> **WRITTEN TASK**: Extract every record, keeping each one exactly as it is.

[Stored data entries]
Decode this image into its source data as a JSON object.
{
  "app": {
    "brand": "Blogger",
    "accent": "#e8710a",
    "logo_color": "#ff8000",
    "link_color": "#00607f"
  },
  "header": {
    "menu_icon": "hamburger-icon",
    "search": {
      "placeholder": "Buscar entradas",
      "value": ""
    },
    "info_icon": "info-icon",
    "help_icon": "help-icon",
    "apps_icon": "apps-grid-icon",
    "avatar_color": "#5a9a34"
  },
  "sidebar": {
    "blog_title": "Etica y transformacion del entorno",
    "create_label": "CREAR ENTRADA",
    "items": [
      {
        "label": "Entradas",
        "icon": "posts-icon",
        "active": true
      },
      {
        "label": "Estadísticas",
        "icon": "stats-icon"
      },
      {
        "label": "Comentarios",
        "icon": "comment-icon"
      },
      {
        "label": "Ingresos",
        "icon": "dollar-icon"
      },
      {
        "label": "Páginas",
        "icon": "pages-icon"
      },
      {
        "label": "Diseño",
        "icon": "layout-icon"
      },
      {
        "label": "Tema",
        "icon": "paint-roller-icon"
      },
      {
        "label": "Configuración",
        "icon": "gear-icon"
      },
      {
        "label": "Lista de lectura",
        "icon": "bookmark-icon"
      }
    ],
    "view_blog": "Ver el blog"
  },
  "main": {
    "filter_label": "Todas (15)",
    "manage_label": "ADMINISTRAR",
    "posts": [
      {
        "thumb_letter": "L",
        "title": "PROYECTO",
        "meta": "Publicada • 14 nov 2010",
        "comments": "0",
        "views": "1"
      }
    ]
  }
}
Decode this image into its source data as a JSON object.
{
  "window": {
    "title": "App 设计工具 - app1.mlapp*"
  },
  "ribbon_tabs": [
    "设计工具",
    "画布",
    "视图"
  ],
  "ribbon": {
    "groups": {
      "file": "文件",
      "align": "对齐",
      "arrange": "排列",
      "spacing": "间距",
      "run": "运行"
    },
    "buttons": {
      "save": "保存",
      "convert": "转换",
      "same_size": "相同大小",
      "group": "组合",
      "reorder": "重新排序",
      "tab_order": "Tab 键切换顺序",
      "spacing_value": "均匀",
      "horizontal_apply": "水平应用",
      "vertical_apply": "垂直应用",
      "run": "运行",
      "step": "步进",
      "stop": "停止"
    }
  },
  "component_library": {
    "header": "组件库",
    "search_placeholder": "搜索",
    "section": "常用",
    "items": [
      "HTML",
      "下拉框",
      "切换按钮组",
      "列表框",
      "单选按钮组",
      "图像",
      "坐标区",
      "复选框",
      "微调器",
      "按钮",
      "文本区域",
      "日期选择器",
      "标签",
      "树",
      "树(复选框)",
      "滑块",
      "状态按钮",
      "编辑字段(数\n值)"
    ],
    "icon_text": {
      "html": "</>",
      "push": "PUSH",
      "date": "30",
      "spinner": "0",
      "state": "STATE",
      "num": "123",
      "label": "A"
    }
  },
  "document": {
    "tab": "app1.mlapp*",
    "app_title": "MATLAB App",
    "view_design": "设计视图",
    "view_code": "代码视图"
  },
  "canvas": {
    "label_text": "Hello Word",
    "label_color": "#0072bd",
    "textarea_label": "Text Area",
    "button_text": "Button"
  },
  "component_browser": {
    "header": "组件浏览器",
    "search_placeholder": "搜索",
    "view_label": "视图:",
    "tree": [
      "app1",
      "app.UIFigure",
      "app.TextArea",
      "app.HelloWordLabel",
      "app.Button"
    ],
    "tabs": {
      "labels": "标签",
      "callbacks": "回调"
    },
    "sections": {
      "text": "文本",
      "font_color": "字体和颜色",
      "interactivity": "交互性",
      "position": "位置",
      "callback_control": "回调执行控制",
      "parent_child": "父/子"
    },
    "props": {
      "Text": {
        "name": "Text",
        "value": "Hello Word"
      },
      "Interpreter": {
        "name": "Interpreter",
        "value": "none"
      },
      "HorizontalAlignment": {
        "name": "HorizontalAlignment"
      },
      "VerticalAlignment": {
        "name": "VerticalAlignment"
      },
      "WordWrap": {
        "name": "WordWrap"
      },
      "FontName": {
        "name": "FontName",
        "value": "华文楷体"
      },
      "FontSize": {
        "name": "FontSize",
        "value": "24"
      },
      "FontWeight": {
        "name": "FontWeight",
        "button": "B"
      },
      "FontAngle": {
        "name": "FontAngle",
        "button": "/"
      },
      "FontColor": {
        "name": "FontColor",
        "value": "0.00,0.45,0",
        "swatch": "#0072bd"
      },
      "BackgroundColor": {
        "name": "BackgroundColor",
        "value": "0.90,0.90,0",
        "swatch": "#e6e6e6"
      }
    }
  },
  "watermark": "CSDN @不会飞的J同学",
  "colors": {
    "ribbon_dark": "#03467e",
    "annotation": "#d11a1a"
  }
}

> **RESULT FOR THIS TASK**:
Decode this image into its source data as a JSON object.
{
  "app": {
    "brand": "Blogger",
    "accent": "#e8710a",
    "logo_color": "#ff8000",
    "link_color": "#00607f"
  },
  "header": {
    "menu_icon": "hamburger-icon",
    "search": {
      "placeholder": "Buscar entradas",
      "value": ""
    },
    "info_icon": "info-icon",
    "help_icon": "help-icon",
    "apps_icon": "apps-grid-icon",
    "avatar_color": "#5a9a34"
  },
  "sidebar": {
    "blog_title": "Etica y transformacion del entorno",
    "create_label": "CREAR ENTRADA",
    "items": [
      {
        "label": "Entradas",
        "icon": "posts-icon",
        "active": true
      },
      {
        "label": "Estadísticas",
        "icon": "stats-icon"
      },
      {
        "label": "Comentarios",
        "icon": "comment-icon"
      },
      {
        "label": "Ingresos",
        "icon": "dollar-icon"
      },
      {
        "label": "Páginas",
        "icon": "pages-icon"
      },
      {
        "label": "Diseño",
        "icon": "layout-icon"
      },
      {
        "label": "Tema",
        "icon": "paint-roller-icon"
      },
      {
        "label": "Configuración",
        "icon": "gear-icon"
      },
      {
        "label": "Lista de lectura",
        "icon": "bookmark-icon"
      }
    ],
    "view_blog": "Ver el blog"
  },
  "main": {
    "filter_label": "Todas (15)",
    "manage_label": "ADMINISTRAR",
    "posts": [
      {
        "thumb_letter": "L",
        "title": "PROYECTO",
        "meta": "Publicada • 14 nov 2010",
        "comments": "0",
        "views": "1"
      }
    ]
  }
}
Decode this image into its source data as a JSON object.
{
  "window": {
    "title": "App 设计工具 - app1.mlapp*"
  },
  "ribbon_tabs": [
    "设计工具",
    "画布",
    "视图"
  ],
  "ribbon": {
    "groups": {
      "file": "文件",
      "align": "对齐",
      "arrange": "排列",
      "spacing": "间距",
      "run": "运行"
    },
    "buttons": {
      "save": "保存",
      "convert": "转换",
      "same_size": "相同大小",
      "group": "组合",
      "reorder": "重新排序",
      "tab_order": "Tab 键切换顺序",
      "spacing_value": "均匀",
      "horizontal_apply": "水平应用",
      "vertical_apply": "垂直应用",
      "run": "运行",
      "step": "步进",
      "stop": "停止"
    }
  },
  "component_library": {
    "header": "组件库",
    "search_placeholder": "搜索",
    "section": "常用",
    "items": [
      "HTML",
      "下拉框",
      "切换按钮组",
      "列表框",
      "单选按钮组",
      "图像",
      "坐标区",
      "复选框",
      "微调器",
      "按钮",
      "文本区域",
      "日期选择器",
      "标签",
      "树",
      "树(复选框)",
      "滑块",
      "状态按钮",
      "编辑字段(数\n值)"
    ],
    "icon_text": {
      "html": "</>",
      "push": "PUSH",
      "date": "30",
      "spinner": "0",
      "state": "STATE",
      "num": "123",
      "label": "A"
    }
  },
  "document": {
    "tab": "app1.mlapp*",
    "app_title": "MATLAB App",
    "view_design": "设计视图",
    "view_code": "代码视图"
  },
  "canvas": {
    "label_text": "Hello Word",
    "label_color": "#0072bd",
    "textarea_label": "Text Area",
    "button_text": "Button"
  },
  "component_browser": {
    "header": "组件浏览器",
    "search_placeholder": "搜索",
    "view_label": "视图:",
    "tree": [
      "app1",
      "app.UIFigure",
      "app.TextArea",
      "app.HelloWordLabel",
      "app.Button"
    ],
    "tabs": {
      "labels": "标签",
      "callbacks": "回调"
    },
    "sections": {
      "text": "文本",
      "font_color": "字体和颜色",
      "interactivity": "交互性",
      "position": "位置",
      "callback_control": "回调执行控制",
      "parent_child": "父/子"
    },
    "props": {
      "Text": {
        "name": "Text",
        "value": "Hello Word"
      },
      "Interpreter": {
        "name": "Interpreter",
        "value": "none"
      },
      "HorizontalAlignment": {
        "name": "HorizontalAlignment"
      },
      "VerticalAlignment": {
        "name": "VerticalAlignment"
      },
      "WordWrap": {
        "name": "WordWrap"
      },
      "FontName": {
        "name": "FontName",
        "value": "华文楷体"
      },
      "FontSize": {
        "name": "FontSize",
        "value": "24"
      },
      "FontWeight": {
        "name": "FontWeight",
        "button": "B"
      },
      "FontAngle": {
        "name": "FontAngle",
        "button": "/"
      },
      "FontColor": {
        "name": "FontColor",
        "value": "0.00,0.45,0",
        "swatch": "#0072bd"
      },
      "BackgroundColor": {
        "name": "BackgroundColor",
        "value": "0.90,0.90,0",
        "swatch": "#e6e6e6"
      }
    }
  },
  "watermark": "CSDN @不会飞的J同学",
  "colors": {
    "ribbon_dark": "#03467e",
    "annotation": "#d11a1a"
  }
}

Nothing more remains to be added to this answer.